● **Exercise requirements**
Rewrite the entries as a Markdown table with the columns Row and Line, starting at the line that contains "Where is each" and ending after the line that contains "x-tick-label-0: −5.0 (808, 701, 872, 731)". Leave out blank lines and pictures.

● **Provided information**
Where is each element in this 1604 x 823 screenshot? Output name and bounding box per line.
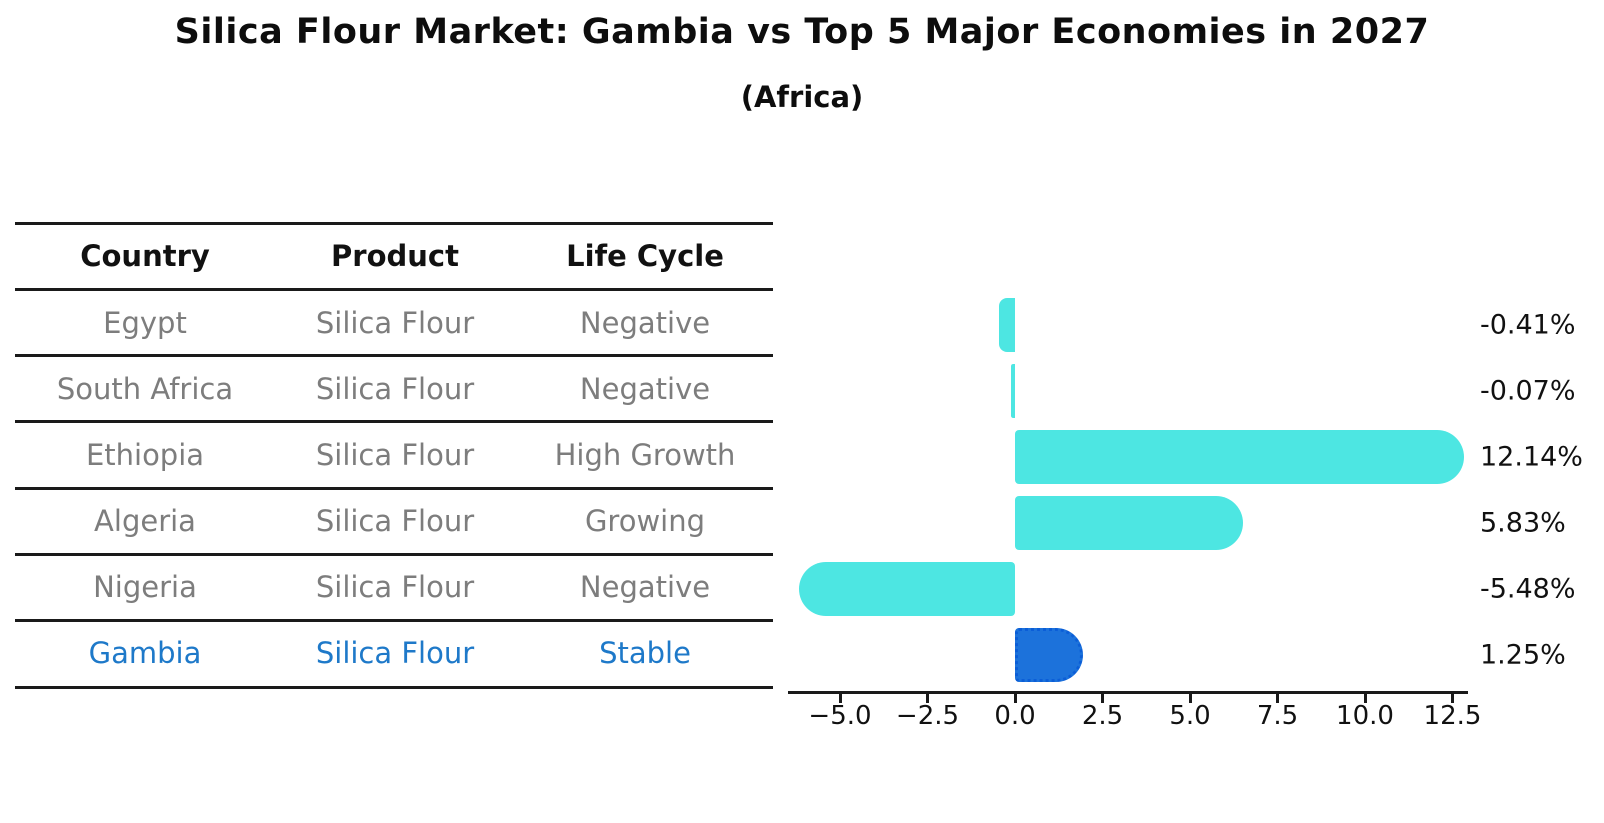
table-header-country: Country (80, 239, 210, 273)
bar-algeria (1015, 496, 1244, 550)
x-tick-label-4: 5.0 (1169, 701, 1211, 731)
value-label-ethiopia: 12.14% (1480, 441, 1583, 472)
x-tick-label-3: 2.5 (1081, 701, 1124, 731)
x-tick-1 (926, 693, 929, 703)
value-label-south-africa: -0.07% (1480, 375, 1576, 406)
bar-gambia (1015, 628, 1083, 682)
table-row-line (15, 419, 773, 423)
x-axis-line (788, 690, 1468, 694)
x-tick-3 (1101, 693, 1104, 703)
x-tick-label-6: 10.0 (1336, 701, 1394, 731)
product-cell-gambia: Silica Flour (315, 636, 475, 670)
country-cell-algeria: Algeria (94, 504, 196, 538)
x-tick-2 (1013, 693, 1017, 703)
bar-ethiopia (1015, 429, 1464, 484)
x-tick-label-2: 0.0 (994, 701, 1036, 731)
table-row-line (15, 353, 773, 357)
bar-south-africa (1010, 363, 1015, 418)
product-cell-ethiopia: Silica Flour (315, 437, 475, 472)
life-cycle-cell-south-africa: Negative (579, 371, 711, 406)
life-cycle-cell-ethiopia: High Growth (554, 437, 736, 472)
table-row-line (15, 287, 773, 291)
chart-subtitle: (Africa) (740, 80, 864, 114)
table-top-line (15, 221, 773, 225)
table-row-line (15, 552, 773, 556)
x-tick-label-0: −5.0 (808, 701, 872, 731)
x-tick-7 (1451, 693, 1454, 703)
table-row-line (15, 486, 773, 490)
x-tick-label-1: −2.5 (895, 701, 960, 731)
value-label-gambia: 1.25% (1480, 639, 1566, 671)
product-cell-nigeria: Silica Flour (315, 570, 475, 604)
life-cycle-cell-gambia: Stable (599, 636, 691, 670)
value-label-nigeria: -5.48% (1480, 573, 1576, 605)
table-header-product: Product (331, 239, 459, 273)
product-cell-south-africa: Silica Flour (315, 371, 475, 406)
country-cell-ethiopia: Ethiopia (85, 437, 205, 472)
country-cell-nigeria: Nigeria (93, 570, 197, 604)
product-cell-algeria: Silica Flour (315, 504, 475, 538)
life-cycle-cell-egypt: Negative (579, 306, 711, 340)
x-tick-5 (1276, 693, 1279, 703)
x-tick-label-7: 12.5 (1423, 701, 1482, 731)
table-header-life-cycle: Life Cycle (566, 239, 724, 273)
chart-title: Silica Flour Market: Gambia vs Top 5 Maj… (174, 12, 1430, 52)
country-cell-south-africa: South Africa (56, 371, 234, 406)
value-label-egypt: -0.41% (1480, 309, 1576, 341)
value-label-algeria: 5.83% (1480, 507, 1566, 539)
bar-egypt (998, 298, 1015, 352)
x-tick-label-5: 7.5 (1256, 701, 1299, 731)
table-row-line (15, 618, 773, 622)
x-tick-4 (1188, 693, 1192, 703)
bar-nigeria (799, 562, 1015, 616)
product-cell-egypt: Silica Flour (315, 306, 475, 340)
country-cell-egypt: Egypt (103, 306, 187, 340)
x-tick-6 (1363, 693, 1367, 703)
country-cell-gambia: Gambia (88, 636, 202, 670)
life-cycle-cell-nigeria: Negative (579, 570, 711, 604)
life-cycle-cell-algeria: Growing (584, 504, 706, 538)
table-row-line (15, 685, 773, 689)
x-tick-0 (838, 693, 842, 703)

* * *

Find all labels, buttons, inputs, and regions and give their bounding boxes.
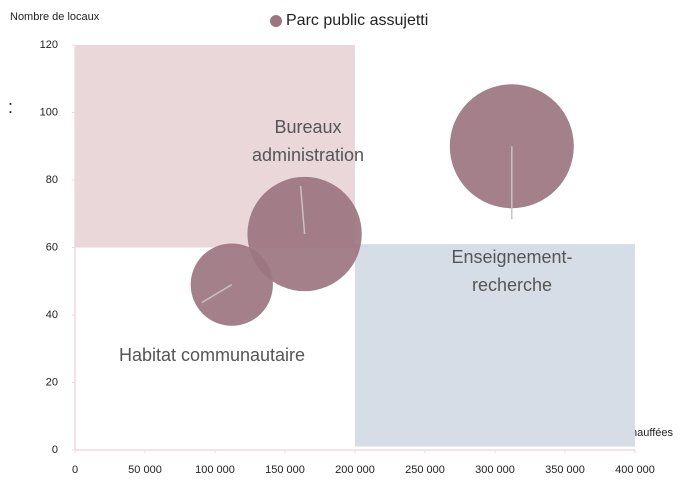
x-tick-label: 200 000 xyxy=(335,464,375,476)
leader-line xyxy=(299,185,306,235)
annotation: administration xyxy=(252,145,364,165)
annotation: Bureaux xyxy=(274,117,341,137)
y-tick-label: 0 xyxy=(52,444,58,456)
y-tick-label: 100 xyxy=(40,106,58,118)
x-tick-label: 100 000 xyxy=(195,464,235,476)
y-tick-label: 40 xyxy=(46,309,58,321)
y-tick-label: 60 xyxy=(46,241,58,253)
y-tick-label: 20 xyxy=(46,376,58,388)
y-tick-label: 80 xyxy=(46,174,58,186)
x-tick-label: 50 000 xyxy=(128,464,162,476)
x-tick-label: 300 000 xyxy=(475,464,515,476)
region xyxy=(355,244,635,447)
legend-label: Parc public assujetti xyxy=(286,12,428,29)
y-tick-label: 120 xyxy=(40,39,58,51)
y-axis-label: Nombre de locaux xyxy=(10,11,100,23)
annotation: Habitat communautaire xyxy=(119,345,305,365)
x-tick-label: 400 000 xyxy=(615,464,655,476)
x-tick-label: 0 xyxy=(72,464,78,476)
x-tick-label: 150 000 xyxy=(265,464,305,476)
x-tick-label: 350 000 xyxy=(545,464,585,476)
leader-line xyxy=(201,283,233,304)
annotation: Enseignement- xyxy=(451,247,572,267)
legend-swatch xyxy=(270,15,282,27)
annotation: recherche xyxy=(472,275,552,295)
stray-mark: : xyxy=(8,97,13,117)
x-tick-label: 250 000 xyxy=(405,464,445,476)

==

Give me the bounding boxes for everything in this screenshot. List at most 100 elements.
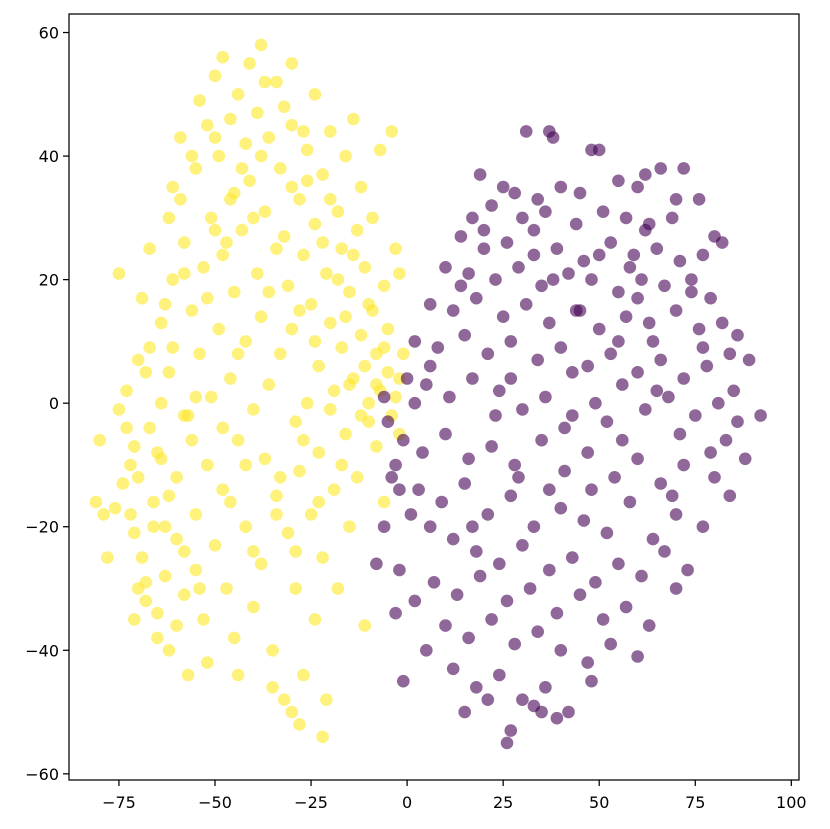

● **Worked answer**
| Row | Line |
|---|---|
| 1 | Where is each element in this 1604 x 823 screenshot? Output name and bounding box per line. |
| 2 | table-header-country: Country (80, 239, 210, 273) |
| 3 | bar-algeria (1015, 496, 1244, 550) |
| 4 | x-tick-label-4: 5.0 (1169, 701, 1211, 731) |
| 5 | value-label-ethiopia: 12.14% (1480, 441, 1583, 472) |
| 6 | x-tick-label-3: 2.5 (1081, 701, 1124, 731) |
| 7 | x-tick-1 (926, 693, 929, 703) |
| 8 | value-label-south-africa: -0.07% (1480, 375, 1576, 406) |
| 9 | bar-gambia (1015, 628, 1083, 682) |
| 10 | table-row-line (15, 419, 773, 423) |
| 11 | x-axis-line (788, 690, 1468, 694) |
| 12 | x-tick-3 (1101, 693, 1104, 703) |
| 13 | x-tick-label-6: 10.0 (1336, 701, 1394, 731) |
| 14 | product-cell-gambia: Silica Flour (315, 636, 475, 670) |
| 15 | country-cell-algeria: Algeria (94, 504, 196, 538) |
| 16 | x-tick-2 (1013, 693, 1017, 703) |
| 17 | bar-ethiopia (1015, 429, 1464, 484) |
| 18 | x-tick-label-2: 0.0 (994, 701, 1036, 731) |
| 19 | table-row-line (15, 353, 773, 357) |
| 20 | bar-south-africa (1010, 363, 1015, 418) |
| 21 | product-cell-ethiopia: Silica Flour (315, 437, 475, 472) |
| 22 | life-cycle-cell-south-africa: Negative (579, 371, 711, 406) |
| 23 | life-cycle-cell-ethiopia: High Growth (554, 437, 736, 472) |
| 24 | table-row-line (15, 287, 773, 291) |
| 25 | chart-subtitle: (Africa) (740, 80, 864, 114) |
| 26 | table-top-line (15, 221, 773, 225) |
| 27 | table-row-line (15, 552, 773, 556) |
| 28 | x-tick-label-0: −5.0 (808, 701, 872, 731) |